■ To be done
Transcribe the material below exactly as it appears.

======== Entries provided

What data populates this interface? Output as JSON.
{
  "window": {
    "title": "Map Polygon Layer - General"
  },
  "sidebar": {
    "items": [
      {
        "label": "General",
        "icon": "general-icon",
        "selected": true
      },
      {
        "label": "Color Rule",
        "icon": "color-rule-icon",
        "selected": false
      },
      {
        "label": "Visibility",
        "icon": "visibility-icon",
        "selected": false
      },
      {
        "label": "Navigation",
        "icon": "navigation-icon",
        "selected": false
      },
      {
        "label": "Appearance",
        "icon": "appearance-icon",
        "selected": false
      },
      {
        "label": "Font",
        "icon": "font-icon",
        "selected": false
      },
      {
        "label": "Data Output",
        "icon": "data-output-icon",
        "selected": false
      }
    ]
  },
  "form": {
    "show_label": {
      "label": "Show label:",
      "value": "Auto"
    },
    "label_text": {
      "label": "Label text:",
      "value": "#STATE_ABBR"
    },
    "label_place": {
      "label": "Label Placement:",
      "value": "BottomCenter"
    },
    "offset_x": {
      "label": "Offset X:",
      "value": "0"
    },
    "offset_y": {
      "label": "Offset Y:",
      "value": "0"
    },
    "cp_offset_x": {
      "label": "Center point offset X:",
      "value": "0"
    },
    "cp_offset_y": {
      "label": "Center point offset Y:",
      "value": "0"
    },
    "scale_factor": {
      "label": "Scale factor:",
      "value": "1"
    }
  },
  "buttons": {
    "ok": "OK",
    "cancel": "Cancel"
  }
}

================

■ Answer
What data populates this interface? Output as JSON.
{
  "window": {
    "title": "Map Polygon Layer - General"
  },
  "sidebar": {
    "items": [
      {
        "label": "General",
        "icon": "general-icon",
        "selected": true
      },
      {
        "label": "Color Rule",
        "icon": "color-rule-icon",
        "selected": false
      },
      {
        "label": "Visibility",
        "icon": "visibility-icon",
        "selected": false
      },
      {
        "label": "Navigation",
        "icon": "navigation-icon",
        "selected": false
      },
      {
        "label": "Appearance",
        "icon": "appearance-icon",
        "selected": false
      },
      {
        "label": "Font",
        "icon": "font-icon",
        "selected": false
      },
      {
        "label": "Data Output",
        "icon": "data-output-icon",
        "selected": false
      }
    ]
  },
  "form": {
    "show_label": {
      "label": "Show label:",
      "value": "Auto"
    },
    "label_text": {
      "label": "Label text:",
      "value": "#STATE_ABBR"
    },
    "label_place": {
      "label": "Label Placement:",
      "value": "BottomCenter"
    },
    "offset_x": {
      "label": "Offset X:",
      "value": "0"
    },
    "offset_y": {
      "label": "Offset Y:",
      "value": "0"
    },
    "cp_offset_x": {
      "label": "Center point offset X:",
      "value": "0"
    },
    "cp_offset_y": {
      "label": "Center point offset Y:",
      "value": "0"
    },
    "scale_factor": {
      "label": "Scale factor:",
      "value": "1"
    }
  },
  "buttons": {
    "ok": "OK",
    "cancel": "Cancel"
  }
}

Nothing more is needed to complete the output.